>> Start Input for this task
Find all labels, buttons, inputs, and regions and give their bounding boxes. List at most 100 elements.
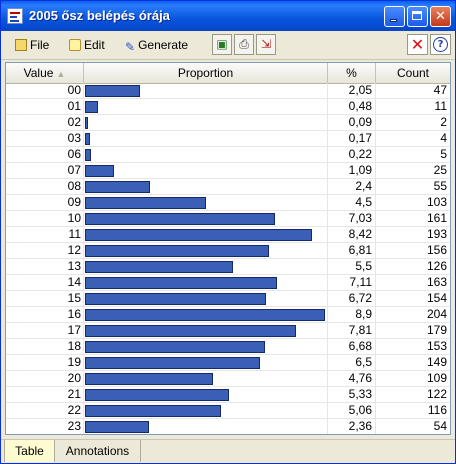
>> End Input for this task
>> Start Input for this task
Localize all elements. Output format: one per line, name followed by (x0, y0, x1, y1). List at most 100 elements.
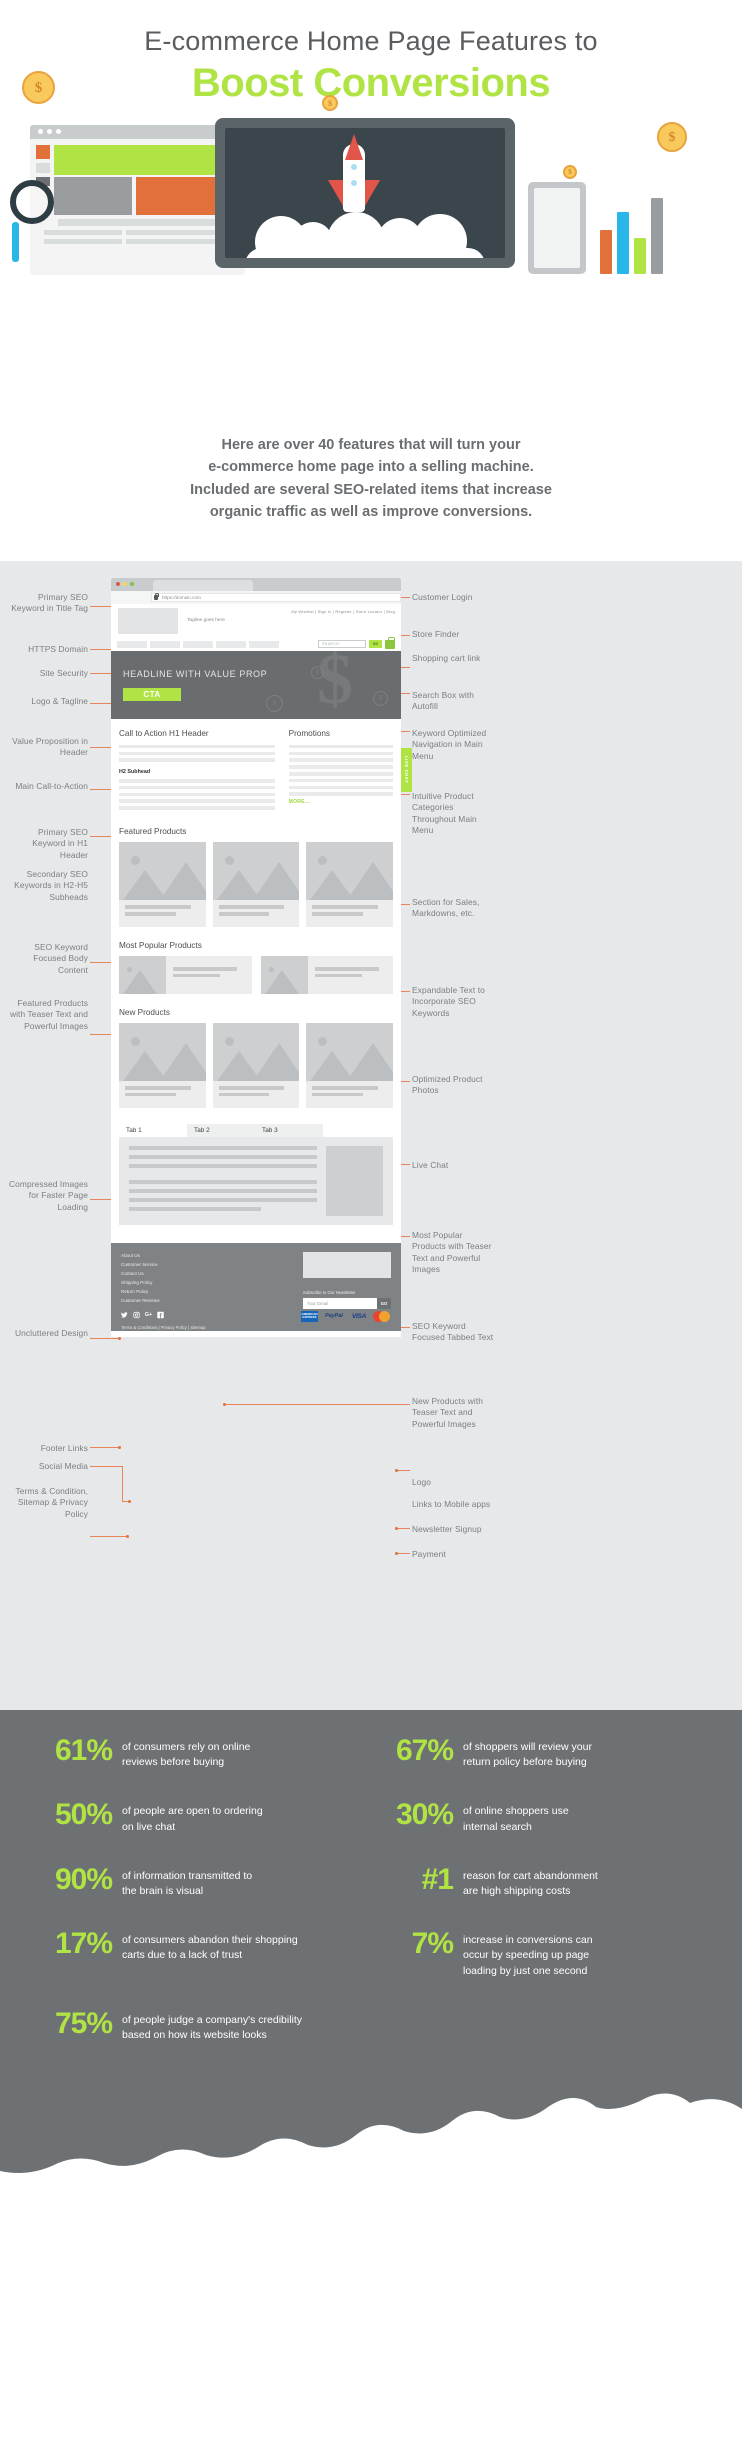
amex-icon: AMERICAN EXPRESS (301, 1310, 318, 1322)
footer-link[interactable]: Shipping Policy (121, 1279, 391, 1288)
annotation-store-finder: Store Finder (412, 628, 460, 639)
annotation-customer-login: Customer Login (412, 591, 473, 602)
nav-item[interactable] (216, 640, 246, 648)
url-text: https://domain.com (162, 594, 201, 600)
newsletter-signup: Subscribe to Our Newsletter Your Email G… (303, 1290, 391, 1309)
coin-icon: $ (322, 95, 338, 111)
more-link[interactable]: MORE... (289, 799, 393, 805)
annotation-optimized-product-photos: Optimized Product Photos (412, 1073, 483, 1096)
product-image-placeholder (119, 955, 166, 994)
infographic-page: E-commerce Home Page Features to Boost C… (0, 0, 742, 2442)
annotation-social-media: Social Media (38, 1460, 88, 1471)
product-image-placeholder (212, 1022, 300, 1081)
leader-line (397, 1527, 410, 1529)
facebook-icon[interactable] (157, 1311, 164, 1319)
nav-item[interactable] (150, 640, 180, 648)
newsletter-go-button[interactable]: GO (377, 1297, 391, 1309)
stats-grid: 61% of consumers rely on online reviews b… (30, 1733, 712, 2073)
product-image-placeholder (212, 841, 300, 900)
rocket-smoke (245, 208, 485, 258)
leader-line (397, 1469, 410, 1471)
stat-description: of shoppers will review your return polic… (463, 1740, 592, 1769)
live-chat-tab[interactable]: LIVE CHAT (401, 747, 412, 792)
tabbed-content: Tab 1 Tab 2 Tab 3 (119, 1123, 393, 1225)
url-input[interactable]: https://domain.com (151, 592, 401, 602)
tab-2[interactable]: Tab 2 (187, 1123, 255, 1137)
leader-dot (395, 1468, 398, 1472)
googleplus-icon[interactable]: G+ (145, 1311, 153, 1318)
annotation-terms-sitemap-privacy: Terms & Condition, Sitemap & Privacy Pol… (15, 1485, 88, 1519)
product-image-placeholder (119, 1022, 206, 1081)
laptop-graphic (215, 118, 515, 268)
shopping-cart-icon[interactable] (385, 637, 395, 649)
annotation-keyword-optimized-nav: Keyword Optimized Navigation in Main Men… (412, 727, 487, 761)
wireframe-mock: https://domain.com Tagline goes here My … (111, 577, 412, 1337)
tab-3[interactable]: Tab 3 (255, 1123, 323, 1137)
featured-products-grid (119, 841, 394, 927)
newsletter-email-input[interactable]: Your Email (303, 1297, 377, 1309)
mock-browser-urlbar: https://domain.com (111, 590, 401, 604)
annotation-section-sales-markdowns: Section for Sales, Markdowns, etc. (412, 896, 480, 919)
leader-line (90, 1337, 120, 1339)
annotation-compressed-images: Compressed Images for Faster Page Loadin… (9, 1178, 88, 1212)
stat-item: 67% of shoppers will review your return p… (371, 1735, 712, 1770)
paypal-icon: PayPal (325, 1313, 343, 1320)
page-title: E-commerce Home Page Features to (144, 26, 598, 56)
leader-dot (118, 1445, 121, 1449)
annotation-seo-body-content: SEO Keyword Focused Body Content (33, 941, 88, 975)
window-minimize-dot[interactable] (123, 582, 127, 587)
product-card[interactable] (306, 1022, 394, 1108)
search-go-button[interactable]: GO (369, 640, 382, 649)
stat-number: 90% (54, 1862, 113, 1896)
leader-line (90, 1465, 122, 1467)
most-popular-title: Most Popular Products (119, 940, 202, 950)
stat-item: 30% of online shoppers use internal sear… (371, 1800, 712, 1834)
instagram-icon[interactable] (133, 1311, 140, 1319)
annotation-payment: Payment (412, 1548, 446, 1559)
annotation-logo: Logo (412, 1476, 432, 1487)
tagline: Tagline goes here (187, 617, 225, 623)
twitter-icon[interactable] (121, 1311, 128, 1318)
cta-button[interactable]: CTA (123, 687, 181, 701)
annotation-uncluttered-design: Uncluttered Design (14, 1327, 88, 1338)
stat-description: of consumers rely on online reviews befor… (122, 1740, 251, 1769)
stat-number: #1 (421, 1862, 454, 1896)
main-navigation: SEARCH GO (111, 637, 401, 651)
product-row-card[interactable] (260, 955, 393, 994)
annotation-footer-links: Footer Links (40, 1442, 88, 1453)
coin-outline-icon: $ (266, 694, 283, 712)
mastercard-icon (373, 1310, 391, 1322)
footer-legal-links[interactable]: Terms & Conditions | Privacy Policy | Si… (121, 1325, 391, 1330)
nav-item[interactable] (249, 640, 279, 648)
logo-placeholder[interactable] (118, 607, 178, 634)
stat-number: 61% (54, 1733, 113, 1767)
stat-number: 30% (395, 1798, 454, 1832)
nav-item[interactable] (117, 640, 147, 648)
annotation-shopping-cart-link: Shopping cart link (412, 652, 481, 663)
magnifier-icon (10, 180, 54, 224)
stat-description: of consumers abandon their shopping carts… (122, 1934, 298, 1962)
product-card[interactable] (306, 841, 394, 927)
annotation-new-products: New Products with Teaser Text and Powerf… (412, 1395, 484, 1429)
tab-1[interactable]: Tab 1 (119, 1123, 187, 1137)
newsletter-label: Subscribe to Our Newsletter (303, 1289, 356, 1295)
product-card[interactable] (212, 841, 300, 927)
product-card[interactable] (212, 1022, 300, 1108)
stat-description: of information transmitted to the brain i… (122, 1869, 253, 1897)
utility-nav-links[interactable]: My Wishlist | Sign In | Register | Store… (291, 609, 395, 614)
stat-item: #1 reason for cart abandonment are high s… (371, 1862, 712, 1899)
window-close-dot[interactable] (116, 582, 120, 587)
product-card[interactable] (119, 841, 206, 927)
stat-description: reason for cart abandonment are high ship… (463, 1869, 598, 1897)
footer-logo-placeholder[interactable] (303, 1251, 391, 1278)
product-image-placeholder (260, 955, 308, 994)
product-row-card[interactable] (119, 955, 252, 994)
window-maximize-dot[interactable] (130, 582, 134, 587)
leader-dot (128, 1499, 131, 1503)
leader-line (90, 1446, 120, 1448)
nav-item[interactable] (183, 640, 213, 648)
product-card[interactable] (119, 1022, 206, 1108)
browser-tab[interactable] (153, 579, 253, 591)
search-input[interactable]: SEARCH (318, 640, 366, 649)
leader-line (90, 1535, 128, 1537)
>> End Input for this task
>> Start Input for this task
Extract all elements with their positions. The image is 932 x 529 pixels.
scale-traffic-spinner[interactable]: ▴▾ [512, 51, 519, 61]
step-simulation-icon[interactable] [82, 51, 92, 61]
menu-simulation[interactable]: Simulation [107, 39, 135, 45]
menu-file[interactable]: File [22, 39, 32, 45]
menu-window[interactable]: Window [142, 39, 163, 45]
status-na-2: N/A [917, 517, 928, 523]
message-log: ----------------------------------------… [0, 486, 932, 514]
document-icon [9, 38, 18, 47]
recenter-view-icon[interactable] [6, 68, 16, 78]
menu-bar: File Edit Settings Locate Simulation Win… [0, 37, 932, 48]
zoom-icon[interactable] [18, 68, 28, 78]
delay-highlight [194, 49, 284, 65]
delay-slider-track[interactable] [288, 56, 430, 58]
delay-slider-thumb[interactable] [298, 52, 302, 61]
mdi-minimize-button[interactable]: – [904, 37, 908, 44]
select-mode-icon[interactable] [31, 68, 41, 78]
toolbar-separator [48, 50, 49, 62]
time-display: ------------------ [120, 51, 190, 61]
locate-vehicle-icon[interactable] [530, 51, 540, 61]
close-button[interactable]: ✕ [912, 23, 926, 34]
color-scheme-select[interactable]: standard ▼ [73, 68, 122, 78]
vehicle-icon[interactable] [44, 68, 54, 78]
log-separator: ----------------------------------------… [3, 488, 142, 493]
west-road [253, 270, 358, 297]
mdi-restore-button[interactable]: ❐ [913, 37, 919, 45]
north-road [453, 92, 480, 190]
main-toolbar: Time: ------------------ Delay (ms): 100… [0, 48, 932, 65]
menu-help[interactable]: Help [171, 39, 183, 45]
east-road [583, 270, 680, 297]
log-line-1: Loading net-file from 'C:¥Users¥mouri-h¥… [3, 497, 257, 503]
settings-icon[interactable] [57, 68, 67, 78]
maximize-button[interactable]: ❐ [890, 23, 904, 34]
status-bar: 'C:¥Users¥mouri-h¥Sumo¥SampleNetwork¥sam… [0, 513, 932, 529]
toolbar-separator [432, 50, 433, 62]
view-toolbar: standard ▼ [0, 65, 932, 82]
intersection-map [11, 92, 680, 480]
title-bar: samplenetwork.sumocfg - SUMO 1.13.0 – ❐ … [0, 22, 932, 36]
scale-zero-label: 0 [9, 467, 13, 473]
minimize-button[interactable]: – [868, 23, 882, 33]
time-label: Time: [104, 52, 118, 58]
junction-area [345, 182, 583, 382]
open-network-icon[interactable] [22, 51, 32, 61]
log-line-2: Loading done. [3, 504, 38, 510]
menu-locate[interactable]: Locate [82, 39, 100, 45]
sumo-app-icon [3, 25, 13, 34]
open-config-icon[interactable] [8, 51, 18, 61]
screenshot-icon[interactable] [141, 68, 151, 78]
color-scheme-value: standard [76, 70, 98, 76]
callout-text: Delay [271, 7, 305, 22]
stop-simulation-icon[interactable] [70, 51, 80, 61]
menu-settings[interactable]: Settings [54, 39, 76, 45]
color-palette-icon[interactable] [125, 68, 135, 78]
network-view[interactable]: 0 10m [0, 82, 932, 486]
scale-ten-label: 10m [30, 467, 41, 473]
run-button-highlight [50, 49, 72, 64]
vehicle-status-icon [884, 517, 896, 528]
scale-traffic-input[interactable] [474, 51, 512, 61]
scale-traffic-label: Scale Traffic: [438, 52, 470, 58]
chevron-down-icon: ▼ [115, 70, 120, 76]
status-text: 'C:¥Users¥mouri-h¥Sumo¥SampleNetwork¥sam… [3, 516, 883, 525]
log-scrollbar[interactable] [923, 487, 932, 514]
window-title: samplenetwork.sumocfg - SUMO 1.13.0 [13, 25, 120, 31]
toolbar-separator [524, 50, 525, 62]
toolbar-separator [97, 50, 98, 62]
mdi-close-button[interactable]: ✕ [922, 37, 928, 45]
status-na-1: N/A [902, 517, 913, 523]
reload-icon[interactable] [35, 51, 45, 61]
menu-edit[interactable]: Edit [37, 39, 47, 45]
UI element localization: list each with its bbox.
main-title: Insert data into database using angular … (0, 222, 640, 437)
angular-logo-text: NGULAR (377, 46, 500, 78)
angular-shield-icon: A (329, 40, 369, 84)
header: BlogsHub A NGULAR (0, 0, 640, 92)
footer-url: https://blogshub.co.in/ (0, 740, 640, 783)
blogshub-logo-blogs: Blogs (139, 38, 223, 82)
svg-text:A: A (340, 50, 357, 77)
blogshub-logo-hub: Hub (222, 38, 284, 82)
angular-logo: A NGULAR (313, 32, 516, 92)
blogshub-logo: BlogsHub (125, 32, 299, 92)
>> End Input for this task
» **Task goal**
Render everything in the data from the line containing "Extract all elements" down to the line containing "document-icon [9, 38, 18, 47]", both included, as a numbered list with blank lines left out.

» **The reply**
1. Extract all elements with their positions. The image is 932 x 529 pixels.
2. scale-traffic-spinner[interactable]: ▴▾ [512, 51, 519, 61]
3. step-simulation-icon[interactable] [82, 51, 92, 61]
4. menu-simulation[interactable]: Simulation [107, 39, 135, 45]
5. menu-file[interactable]: File [22, 39, 32, 45]
6. menu-window[interactable]: Window [142, 39, 163, 45]
7. status-na-2: N/A [917, 517, 928, 523]
8. message-log: ----------------------------------------… [0, 486, 932, 514]
9. document-icon [9, 38, 18, 47]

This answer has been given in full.